▸ **Prompt**
Return every line below as is, leaving out the pictures.

---

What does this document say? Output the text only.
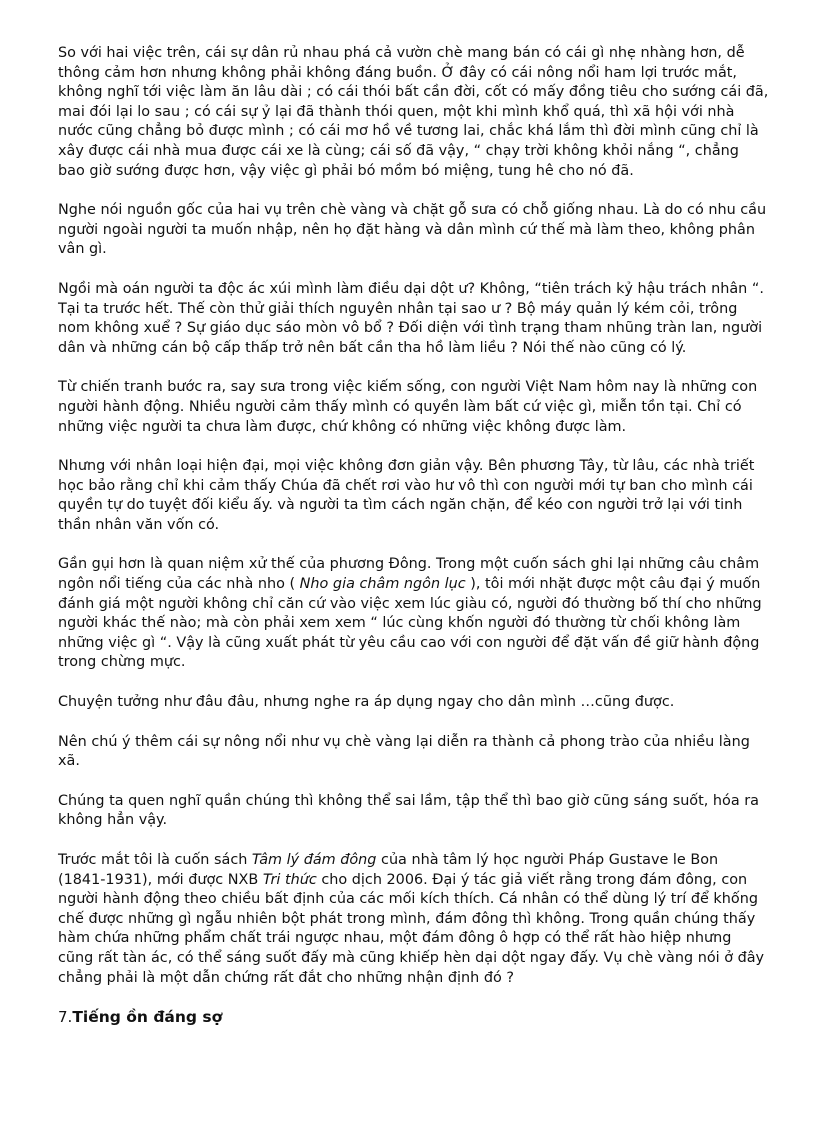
So với hai việc trên, cái sự dân rủ nhau phá cả vườn chè mang bán có cái gì nhẹ nhàng hơn, dễ thông cảm hơn nhưng không phải không đáng buồn. Ở đây có cái nông nổi ham lợi trước mắt, không nghĩ tới việc làm ăn lâu dài ; có cái thói bất cần đời, cốt có mấy đồng tiêu cho sướng cái đã, mai đói lại lo sau ; có cái sự ỷ lại đã thành thói quen, một khi mình khổ quá, thì xã hội với nhà nước cũng chẳng bỏ được mình ; có cái mơ hồ về tương lai, chắc khá lắm thì đời mình cũng chỉ là xây được cái nhà mua được cái xe là cùng; cái số đã vậy, “ chạy trời không khỏi nắng “, chẳng bao giờ sướng được hơn, vậy việc gì phải bó mồm bó miệng, tung hê cho nó đã.

Nghe nói nguồn gốc của hai vụ trên chè vàng và chặt gỗ sưa có chỗ giống nhau. Là do có nhu cầu người ngoài người ta muốn nhập, nên họ đặt hàng và dân mình cứ thế mà làm theo, không phân vân gì.

Ngồi mà oán người ta độc ác xúi mình làm điều dại dột ư? Không, “tiên trách kỷ hậu trách nhân “. Tại ta trước hết. Thế còn thử giải thích nguyên nhân tại sao ư ? Bộ máy quản lý kém cỏi, trông nom không xuể ? Sự giáo dục sáo mòn vô bổ ? Đối diện với tình trạng tham nhũng tràn lan, người dân và những cán bộ cấp thấp trở nên bất cần tha hồ làm liều ? Nói thế nào cũng có lý.

Từ chiến tranh bước ra, say sưa trong việc kiếm sống, con người Việt Nam hôm nay là những con người hành động. Nhiều người cảm thấy mình có quyền làm bất cứ việc gì, miễn tồn tại. Chỉ có những việc người ta chưa làm được, chứ không có những việc không được làm.

Nhưng với nhân loại hiện đại, mọi việc không đơn giản vậy. Bên phương Tây, từ lâu, các nhà triết học bảo rằng chỉ khi cảm thấy Chúa đã chết rơi vào hư vô thì con người mới tự ban cho mình cái quyền tự do tuyệt đối kiểu ấy. và người ta tìm cách ngăn chặn, để kéo con người trở lại với tinh thần nhân văn vốn có.

Gần gụi hơn là quan niệm xử thế của phương Đông. Trong một cuốn sách ghi lại những câu châm ngôn nổi tiếng của các nhà nho ( Nho gia châm ngôn lục ), tôi mới nhặt được một câu đại ý muốn đánh giá một người không chỉ căn cứ vào việc xem lúc giàu có, người đó thường bố thí cho những người khác thế nào; mà còn phải xem xem “ lúc cùng khốn người đó thường từ chối không làm những việc gì “. Vậy là cũng xuất phát từ yêu cầu cao với con người để đặt vấn đề giữ hành động trong chừng mực.

Chuyện tưởng như đâu đâu, nhưng nghe ra áp dụng ngay cho dân mình …cũng được.

Nên chú ý thêm cái sự nông nổi như vụ chè vàng lại diễn ra thành cả phong trào của nhiều làng xã.

Chúng ta quen nghĩ quần chúng thì không thể sai lầm, tập thể thì bao giờ cũng sáng suốt, hóa ra không hẳn vậy.

Trước mắt tôi là cuốn sách Tâm lý đám đông của nhà tâm lý học người Pháp Gustave le Bon (1841-1931), mới được NXB Tri thức cho dịch 2006. Đại ý tác giả viết rằng trong đám đông, con người hành động theo chiều bất định của các mối kích thích. Cá nhân có thể dùng lý trí để khống chế được những gì ngẫu nhiên bột phát trong mình, đám đông thì không. Trong quần chúng thấy hàm chứa những phẩm chất trái ngược nhau, một đám đông ô hợp có thể rất hào hiệp nhưng cũng rất tàn ác, có thể sáng suốt đấy mà cũng khiếp hèn dại dột ngay đấy. Vụ chè vàng nói ở đây chẳng phải là một dẫn chứng rất đắt cho những nhận định đó ?

7.Tiếng ồn đáng sợ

---

▸ **Exercise response**
What does this document say? Output the text only.
So với hai việc trên, cái sự dân rủ nhau phá cả vườn chè mang bán có cái gì nhẹ nhàng hơn, dễ thông cảm hơn nhưng không phải không đáng buồn. Ở đây có cái nông nổi ham lợi trước mắt, không nghĩ tới việc làm ăn lâu dài ; có cái thói bất cần đời, cốt có mấy đồng tiêu cho sướng cái đã, mai đói lại lo sau ; có cái sự ỷ lại đã thành thói quen, một khi mình khổ quá, thì xã hội với nhà nước cũng chẳng bỏ được mình ; có cái mơ hồ về tương lai, chắc khá lắm thì đời mình cũng chỉ là xây được cái nhà mua được cái xe là cùng; cái số đã vậy, “ chạy trời không khỏi nắng “, chẳng bao giờ sướng được hơn, vậy việc gì phải bó mồm bó miệng, tung hê cho nó đã.

Nghe nói nguồn gốc của hai vụ trên chè vàng và chặt gỗ sưa có chỗ giống nhau. Là do có nhu cầu người ngoài người ta muốn nhập, nên họ đặt hàng và dân mình cứ thế mà làm theo, không phân vân gì.

Ngồi mà oán người ta độc ác xúi mình làm điều dại dột ư? Không, “tiên trách kỷ hậu trách nhân “. Tại ta trước hết. Thế còn thử giải thích nguyên nhân tại sao ư ? Bộ máy quản lý kém cỏi, trông nom không xuể ? Sự giáo dục sáo mòn vô bổ ? Đối diện với tình trạng tham nhũng tràn lan, người dân và những cán bộ cấp thấp trở nên bất cần tha hồ làm liều ? Nói thế nào cũng có lý.

Từ chiến tranh bước ra, say sưa trong việc kiếm sống, con người Việt Nam hôm nay là những con người hành động. Nhiều người cảm thấy mình có quyền làm bất cứ việc gì, miễn tồn tại. Chỉ có những việc người ta chưa làm được, chứ không có những việc không được làm.

Nhưng với nhân loại hiện đại, mọi việc không đơn giản vậy. Bên phương Tây, từ lâu, các nhà triết học bảo rằng chỉ khi cảm thấy Chúa đã chết rơi vào hư vô thì con người mới tự ban cho mình cái quyền tự do tuyệt đối kiểu ấy. và người ta tìm cách ngăn chặn, để kéo con người trở lại với tinh thần nhân văn vốn có.

Gần gụi hơn là quan niệm xử thế của phương Đông. Trong một cuốn sách ghi lại những câu châm ngôn nổi tiếng của các nhà nho ( Nho gia châm ngôn lục ), tôi mới nhặt được một câu đại ý muốn đánh giá một người không chỉ căn cứ vào việc xem lúc giàu có, người đó thường bố thí cho những người khác thế nào; mà còn phải xem xem “ lúc cùng khốn người đó thường từ chối không làm những việc gì “. Vậy là cũng xuất phát từ yêu cầu cao với con người để đặt vấn đề giữ hành động trong chừng mực.

Chuyện tưởng như đâu đâu, nhưng nghe ra áp dụng ngay cho dân mình …cũng được.

Nên chú ý thêm cái sự nông nổi như vụ chè vàng lại diễn ra thành cả phong trào của nhiều làng xã.

Chúng ta quen nghĩ quần chúng thì không thể sai lầm, tập thể thì bao giờ cũng sáng suốt, hóa ra không hẳn vậy.

Trước mắt tôi là cuốn sách Tâm lý đám đông của nhà tâm lý học người Pháp Gustave le Bon (1841-1931), mới được NXB Tri thức cho dịch 2006. Đại ý tác giả viết rằng trong đám đông, con người hành động theo chiều bất định của các mối kích thích. Cá nhân có thể dùng lý trí để khống chế được những gì ngẫu nhiên bột phát trong mình, đám đông thì không. Trong quần chúng thấy hàm chứa những phẩm chất trái ngược nhau, một đám đông ô hợp có thể rất hào hiệp nhưng cũng rất tàn ác, có thể sáng suốt đấy mà cũng khiếp hèn dại dột ngay đấy. Vụ chè vàng nói ở đây chẳng phải là một dẫn chứng rất đắt cho những nhận định đó ?

7.Tiếng ồn đáng sợ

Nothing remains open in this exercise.